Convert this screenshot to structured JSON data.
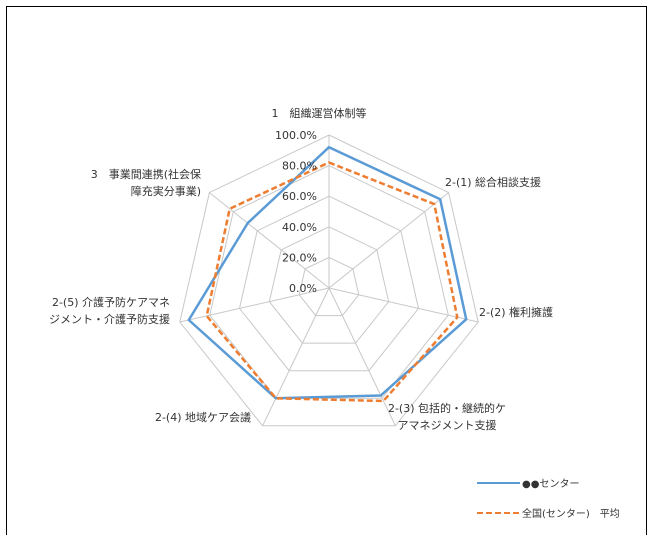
{
  "chart_data": {
    "type": "radar",
    "axes": [
      [
        "1　組織運営体制等"
      ],
      [
        "2-(1) 総合相談支援"
      ],
      [
        "2-(2) 権利擁護"
      ],
      [
        "2-(3) 包括的・継続的ケ",
        "アマネジメント支援"
      ],
      [
        "2-(4) 地域ケア会議"
      ],
      [
        "2-(5) 介護予防ケアマネ",
        "ジメント・介護予防支援"
      ],
      [
        "3　事業間連携(社会保",
        "障充実分事業)"
      ]
    ],
    "ticks": [
      "0.0%",
      "20.0%",
      "40.0%",
      "60.0%",
      "80.0%",
      "100.0%"
    ],
    "rmin": 0,
    "rmax": 100,
    "series": [
      {
        "name": "●●センター",
        "color": "#5b9bd5",
        "dash": "solid",
        "values": [
          92,
          93,
          92,
          78,
          80,
          94,
          68
        ]
      },
      {
        "name": "全国(センター)　平均",
        "color": "#ed7d31",
        "dash": "dashed",
        "values": [
          82,
          88,
          86,
          82,
          80,
          82,
          83
        ]
      }
    ],
    "legend_position": "bottom-right",
    "grid": true
  }
}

# GIVEN PROBLEM:
Exclude the pictures and repeat every other part of the records word for word.

# SOLUTION FOR THIS PROBLEM:
Convert this screenshot to structured JSON data.
{
  "chart_data": {
    "type": "radar",
    "axes": [
      [
        "1　組織運営体制等"
      ],
      [
        "2-(1) 総合相談支援"
      ],
      [
        "2-(2) 権利擁護"
      ],
      [
        "2-(3) 包括的・継続的ケ",
        "アマネジメント支援"
      ],
      [
        "2-(4) 地域ケア会議"
      ],
      [
        "2-(5) 介護予防ケアマネ",
        "ジメント・介護予防支援"
      ],
      [
        "3　事業間連携(社会保",
        "障充実分事業)"
      ]
    ],
    "ticks": [
      "0.0%",
      "20.0%",
      "40.0%",
      "60.0%",
      "80.0%",
      "100.0%"
    ],
    "rmin": 0,
    "rmax": 100,
    "series": [
      {
        "name": "●●センター",
        "color": "#5b9bd5",
        "dash": "solid",
        "values": [
          92,
          93,
          92,
          78,
          80,
          94,
          68
        ]
      },
      {
        "name": "全国(センター)　平均",
        "color": "#ed7d31",
        "dash": "dashed",
        "values": [
          82,
          88,
          86,
          82,
          80,
          82,
          83
        ]
      }
    ],
    "legend_position": "bottom-right",
    "grid": true
  }
}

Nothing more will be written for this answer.